┌─ DATA EXTRACT

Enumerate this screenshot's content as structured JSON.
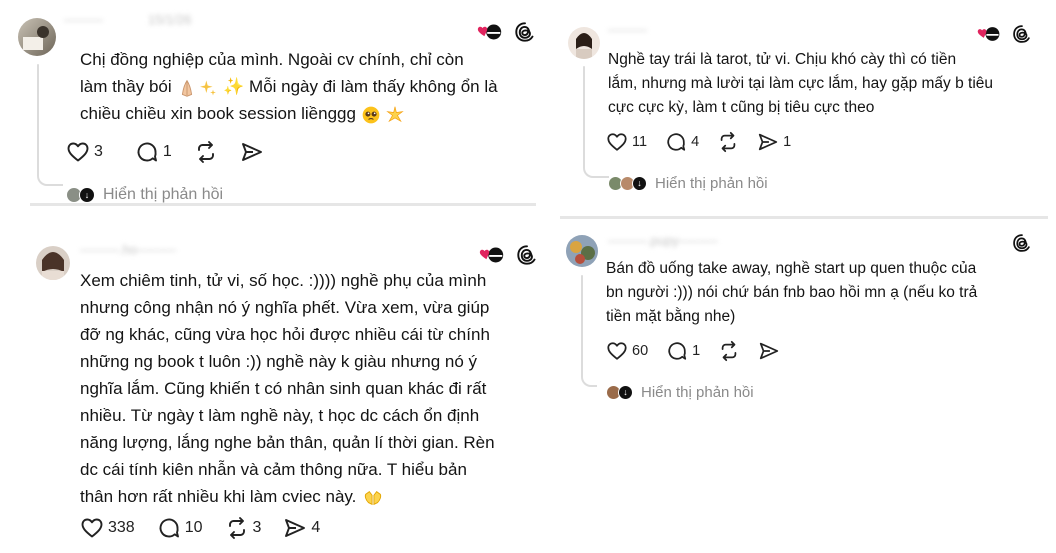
{
  "posts": [
    {
      "username": "———",
      "timestamp": "15/1/26",
      "lines": [
        "Chị đồng nghiệp của mình. Ngoài cv chính, chỉ còn",
        "làm thầy bói",
        "✨ Mỗi ngày đi làm thấy không ổn là",
        "chiều chiều xin book session liềnggg"
      ],
      "likes": "3",
      "comments": "1",
      "reposts": "",
      "shares": "",
      "replies_label": "Hiển thị phản hồi"
    },
    {
      "username": "———",
      "lines": [
        "Nghề tay trái là tarot, tử vi. Chịu khó cày thì có tiền",
        "lắm, nhưng mà lười tại làm cực lắm, hay gặp mấy b tiêu",
        "cực cực kỳ, làm t cũng bị tiêu cực theo"
      ],
      "likes": "11",
      "comments": "4",
      "reposts": "",
      "shares": "1",
      "replies_label": "Hiển thị phản hồi"
    },
    {
      "username": "———.ho———",
      "lines": [
        "Xem chiêm tinh, tử vi, số học. :)))) nghề phụ của mình",
        "nhưng công nhận nó ý nghĩa phết. Vừa xem, vừa giúp",
        "đỡ ng khác, cũng vừa học hỏi được nhiều cái từ chính",
        "những ng book t luôn :)) nghề này k giàu nhưng nó ý",
        "nghĩa lắm. Cũng khiến t có nhân sinh quan khác đi rất",
        "nhiều. Từ ngày t làm nghề này, t học dc cách ổn định",
        "năng lượng, lắng nghe bản thân, quản lí thời gian. Rèn",
        "dc cái tính kiên nhẫn và cảm thông nữa. T hiểu bản",
        "thân hơn rất nhiều khi làm cviec này."
      ],
      "likes": "338",
      "comments": "10",
      "reposts": "3",
      "shares": "4"
    },
    {
      "username": "———.pupy———",
      "lines": [
        "Bán đồ uống take away, nghề start up quen thuộc của",
        "bn người :))) nói chứ bán fnb bao hồi mn ạ (nếu ko trả",
        "tiền mặt bằng nhe)"
      ],
      "likes": "60",
      "comments": "1",
      "reposts": "",
      "shares": "",
      "replies_label": "Hiển thị phản hồi"
    }
  ],
  "colors": {
    "heart_badge": "#e0245e",
    "text": "#141414",
    "muted": "#8a8a8a",
    "line": "#dcdcdc"
  }
}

└─

▶ WHAT TO DO
Reproduce each line exactly as it appears, omitting the pictures.

▶ WRITTEN ANSWER
Enumerate this screenshot's content as structured JSON.
{
  "posts": [
    {
      "username": "———",
      "timestamp": "15/1/26",
      "lines": [
        "Chị đồng nghiệp của mình. Ngoài cv chính, chỉ còn",
        "làm thầy bói",
        "✨ Mỗi ngày đi làm thấy không ổn là",
        "chiều chiều xin book session liềnggg"
      ],
      "likes": "3",
      "comments": "1",
      "reposts": "",
      "shares": "",
      "replies_label": "Hiển thị phản hồi"
    },
    {
      "username": "———",
      "lines": [
        "Nghề tay trái là tarot, tử vi. Chịu khó cày thì có tiền",
        "lắm, nhưng mà lười tại làm cực lắm, hay gặp mấy b tiêu",
        "cực cực kỳ, làm t cũng bị tiêu cực theo"
      ],
      "likes": "11",
      "comments": "4",
      "reposts": "",
      "shares": "1",
      "replies_label": "Hiển thị phản hồi"
    },
    {
      "username": "———.ho———",
      "lines": [
        "Xem chiêm tinh, tử vi, số học. :)))) nghề phụ của mình",
        "nhưng công nhận nó ý nghĩa phết. Vừa xem, vừa giúp",
        "đỡ ng khác, cũng vừa học hỏi được nhiều cái từ chính",
        "những ng book t luôn :)) nghề này k giàu nhưng nó ý",
        "nghĩa lắm. Cũng khiến t có nhân sinh quan khác đi rất",
        "nhiều. Từ ngày t làm nghề này, t học dc cách ổn định",
        "năng lượng, lắng nghe bản thân, quản lí thời gian. Rèn",
        "dc cái tính kiên nhẫn và cảm thông nữa. T hiểu bản",
        "thân hơn rất nhiều khi làm cviec này."
      ],
      "likes": "338",
      "comments": "10",
      "reposts": "3",
      "shares": "4"
    },
    {
      "username": "———.pupy———",
      "lines": [
        "Bán đồ uống take away, nghề start up quen thuộc của",
        "bn người :))) nói chứ bán fnb bao hồi mn ạ (nếu ko trả",
        "tiền mặt bằng nhe)"
      ],
      "likes": "60",
      "comments": "1",
      "reposts": "",
      "shares": "",
      "replies_label": "Hiển thị phản hồi"
    }
  ],
  "colors": {
    "heart_badge": "#e0245e",
    "text": "#141414",
    "muted": "#8a8a8a",
    "line": "#dcdcdc"
  }
}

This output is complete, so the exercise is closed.